Entries taken from a collection
↓↓↓

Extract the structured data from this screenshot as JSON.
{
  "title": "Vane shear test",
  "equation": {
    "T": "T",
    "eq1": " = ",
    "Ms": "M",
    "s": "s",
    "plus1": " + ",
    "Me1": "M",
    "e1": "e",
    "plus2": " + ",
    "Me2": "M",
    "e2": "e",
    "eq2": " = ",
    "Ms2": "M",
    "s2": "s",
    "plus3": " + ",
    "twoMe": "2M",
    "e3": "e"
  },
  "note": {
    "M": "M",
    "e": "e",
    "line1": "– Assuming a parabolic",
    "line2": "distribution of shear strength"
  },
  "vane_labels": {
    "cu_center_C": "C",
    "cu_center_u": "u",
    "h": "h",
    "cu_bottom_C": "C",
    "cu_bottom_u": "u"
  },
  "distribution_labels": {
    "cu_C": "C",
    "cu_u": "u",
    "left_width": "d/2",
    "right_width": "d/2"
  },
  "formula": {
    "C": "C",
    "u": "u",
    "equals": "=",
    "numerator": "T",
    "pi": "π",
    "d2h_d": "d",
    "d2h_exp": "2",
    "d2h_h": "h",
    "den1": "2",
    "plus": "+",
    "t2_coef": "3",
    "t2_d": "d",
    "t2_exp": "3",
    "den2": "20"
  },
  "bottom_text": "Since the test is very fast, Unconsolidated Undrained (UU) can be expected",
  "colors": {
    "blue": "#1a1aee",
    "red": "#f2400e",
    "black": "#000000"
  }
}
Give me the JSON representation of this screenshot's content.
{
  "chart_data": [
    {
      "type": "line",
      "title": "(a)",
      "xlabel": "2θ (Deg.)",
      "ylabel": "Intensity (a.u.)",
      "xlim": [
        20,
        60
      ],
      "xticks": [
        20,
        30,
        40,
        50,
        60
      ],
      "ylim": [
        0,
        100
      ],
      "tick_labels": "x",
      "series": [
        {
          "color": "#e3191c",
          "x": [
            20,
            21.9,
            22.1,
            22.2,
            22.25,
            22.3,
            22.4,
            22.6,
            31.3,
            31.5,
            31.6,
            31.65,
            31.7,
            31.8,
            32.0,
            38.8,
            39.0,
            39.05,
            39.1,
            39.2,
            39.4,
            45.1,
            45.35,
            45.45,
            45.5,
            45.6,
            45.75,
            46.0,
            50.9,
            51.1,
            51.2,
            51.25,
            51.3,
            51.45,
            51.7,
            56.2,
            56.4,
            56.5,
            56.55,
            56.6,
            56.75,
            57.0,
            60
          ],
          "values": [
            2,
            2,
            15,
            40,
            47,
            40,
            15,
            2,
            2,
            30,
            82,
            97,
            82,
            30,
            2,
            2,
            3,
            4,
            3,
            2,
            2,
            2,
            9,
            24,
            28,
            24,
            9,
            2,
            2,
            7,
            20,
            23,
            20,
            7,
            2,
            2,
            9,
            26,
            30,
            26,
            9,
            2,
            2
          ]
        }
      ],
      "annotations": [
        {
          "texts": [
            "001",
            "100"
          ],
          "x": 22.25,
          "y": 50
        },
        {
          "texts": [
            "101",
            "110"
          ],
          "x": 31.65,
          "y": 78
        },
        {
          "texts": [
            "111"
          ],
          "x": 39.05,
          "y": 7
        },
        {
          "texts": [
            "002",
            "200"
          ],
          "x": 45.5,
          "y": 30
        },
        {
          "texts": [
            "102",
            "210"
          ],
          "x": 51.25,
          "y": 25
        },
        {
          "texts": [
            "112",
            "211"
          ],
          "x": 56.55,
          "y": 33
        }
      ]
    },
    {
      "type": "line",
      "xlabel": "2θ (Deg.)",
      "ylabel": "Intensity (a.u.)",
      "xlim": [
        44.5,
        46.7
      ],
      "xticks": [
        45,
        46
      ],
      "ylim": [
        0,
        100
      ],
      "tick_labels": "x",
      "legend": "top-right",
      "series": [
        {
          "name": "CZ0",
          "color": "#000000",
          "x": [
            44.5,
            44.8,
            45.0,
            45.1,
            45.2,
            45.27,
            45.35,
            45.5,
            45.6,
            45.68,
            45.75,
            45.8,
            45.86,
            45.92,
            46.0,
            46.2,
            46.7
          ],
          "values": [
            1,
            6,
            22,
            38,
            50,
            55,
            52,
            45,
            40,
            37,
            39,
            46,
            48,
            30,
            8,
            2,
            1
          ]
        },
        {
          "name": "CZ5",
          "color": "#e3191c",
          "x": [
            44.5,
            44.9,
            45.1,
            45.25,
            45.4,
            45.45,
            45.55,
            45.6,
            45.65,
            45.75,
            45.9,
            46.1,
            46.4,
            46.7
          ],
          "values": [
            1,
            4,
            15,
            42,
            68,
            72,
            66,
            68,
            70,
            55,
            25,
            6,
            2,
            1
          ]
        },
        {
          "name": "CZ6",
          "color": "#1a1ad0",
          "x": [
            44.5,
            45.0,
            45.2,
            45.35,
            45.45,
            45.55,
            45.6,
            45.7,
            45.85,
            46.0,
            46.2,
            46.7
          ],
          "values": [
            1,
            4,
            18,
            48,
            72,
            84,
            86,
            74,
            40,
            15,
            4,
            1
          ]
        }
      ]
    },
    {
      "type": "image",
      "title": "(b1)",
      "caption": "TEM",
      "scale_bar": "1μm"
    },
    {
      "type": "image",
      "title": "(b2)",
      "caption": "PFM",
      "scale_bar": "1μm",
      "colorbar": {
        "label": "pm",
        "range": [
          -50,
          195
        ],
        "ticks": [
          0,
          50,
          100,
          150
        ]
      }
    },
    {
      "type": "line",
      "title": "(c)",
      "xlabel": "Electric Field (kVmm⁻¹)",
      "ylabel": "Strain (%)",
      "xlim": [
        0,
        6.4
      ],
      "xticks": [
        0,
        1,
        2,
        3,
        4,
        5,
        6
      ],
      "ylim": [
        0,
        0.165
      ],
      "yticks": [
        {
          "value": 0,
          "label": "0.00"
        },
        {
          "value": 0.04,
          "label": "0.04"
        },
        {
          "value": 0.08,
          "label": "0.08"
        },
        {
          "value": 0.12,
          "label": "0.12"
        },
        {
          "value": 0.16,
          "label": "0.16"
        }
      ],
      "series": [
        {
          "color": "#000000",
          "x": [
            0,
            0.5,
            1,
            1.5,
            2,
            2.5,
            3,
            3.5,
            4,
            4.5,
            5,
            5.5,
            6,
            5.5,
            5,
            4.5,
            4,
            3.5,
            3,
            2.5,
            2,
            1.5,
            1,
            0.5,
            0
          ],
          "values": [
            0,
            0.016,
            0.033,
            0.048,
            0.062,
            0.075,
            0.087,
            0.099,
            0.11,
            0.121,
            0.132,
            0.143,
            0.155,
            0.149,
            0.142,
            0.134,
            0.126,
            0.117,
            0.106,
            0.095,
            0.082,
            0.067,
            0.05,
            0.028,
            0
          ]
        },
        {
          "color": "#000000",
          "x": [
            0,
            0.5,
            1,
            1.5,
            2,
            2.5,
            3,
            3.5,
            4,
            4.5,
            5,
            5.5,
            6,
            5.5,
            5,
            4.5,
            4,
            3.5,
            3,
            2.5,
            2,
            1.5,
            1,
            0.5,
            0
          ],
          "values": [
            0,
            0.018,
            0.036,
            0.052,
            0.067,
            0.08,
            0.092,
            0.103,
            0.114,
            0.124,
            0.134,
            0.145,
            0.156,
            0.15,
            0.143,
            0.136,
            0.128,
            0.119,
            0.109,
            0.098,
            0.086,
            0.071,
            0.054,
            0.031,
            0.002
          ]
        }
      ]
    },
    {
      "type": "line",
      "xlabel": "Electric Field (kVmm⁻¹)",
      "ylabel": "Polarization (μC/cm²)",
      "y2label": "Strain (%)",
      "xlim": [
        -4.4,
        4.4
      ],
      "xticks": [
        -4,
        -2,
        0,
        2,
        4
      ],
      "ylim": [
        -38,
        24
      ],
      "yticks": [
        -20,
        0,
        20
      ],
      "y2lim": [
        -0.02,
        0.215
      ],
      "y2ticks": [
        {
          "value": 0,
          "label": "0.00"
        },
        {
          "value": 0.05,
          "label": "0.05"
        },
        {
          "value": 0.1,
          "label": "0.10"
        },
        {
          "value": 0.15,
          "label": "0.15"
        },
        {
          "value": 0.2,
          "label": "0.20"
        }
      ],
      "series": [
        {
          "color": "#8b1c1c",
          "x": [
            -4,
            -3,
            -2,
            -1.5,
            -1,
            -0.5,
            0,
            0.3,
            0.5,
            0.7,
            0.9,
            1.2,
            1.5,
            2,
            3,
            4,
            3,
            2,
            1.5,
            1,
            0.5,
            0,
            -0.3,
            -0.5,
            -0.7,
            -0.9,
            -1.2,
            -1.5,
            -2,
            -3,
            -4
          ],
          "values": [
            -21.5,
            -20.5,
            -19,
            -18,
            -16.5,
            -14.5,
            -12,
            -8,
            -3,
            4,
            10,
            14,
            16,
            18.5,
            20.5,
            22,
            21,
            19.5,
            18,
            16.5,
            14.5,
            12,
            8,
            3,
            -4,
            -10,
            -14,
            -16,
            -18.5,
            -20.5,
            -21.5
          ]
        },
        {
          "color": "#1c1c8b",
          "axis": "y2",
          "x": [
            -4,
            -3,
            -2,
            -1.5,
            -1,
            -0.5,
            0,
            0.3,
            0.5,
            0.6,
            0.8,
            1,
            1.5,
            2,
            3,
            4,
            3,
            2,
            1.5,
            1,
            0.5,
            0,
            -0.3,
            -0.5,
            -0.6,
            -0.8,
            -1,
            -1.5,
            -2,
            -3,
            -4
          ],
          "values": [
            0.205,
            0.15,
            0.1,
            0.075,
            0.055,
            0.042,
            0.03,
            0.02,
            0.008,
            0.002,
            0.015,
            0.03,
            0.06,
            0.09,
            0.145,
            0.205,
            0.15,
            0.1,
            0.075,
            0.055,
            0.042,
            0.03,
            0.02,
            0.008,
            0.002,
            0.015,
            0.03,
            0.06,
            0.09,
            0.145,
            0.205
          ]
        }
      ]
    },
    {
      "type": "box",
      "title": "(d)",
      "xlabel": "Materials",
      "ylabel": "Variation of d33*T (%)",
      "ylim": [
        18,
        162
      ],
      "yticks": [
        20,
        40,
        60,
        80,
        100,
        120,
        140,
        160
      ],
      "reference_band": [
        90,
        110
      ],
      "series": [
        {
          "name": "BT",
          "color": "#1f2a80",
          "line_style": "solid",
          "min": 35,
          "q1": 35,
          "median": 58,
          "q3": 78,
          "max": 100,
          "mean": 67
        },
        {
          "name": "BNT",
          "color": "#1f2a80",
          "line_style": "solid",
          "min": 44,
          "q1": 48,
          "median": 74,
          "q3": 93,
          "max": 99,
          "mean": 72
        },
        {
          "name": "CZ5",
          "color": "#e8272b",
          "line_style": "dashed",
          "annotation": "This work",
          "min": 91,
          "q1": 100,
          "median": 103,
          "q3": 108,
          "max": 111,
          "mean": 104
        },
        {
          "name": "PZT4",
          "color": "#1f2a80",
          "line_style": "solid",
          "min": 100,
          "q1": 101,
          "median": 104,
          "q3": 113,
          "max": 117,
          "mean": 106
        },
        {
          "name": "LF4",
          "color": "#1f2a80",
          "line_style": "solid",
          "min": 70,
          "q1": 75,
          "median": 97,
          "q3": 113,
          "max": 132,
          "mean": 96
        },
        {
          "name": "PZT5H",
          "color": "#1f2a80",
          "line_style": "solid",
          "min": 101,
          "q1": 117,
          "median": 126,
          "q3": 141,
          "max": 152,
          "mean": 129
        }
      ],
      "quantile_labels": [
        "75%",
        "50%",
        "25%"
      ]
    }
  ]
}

↑↑↑

* Goal
Gather every line from the listing above in which the word "test" appears.

* Solution to this problem
  "title": "Vane shear test",
  "bottom_text": "Since the test is very fast, Unconsolidated Undrained (UU) can be expected",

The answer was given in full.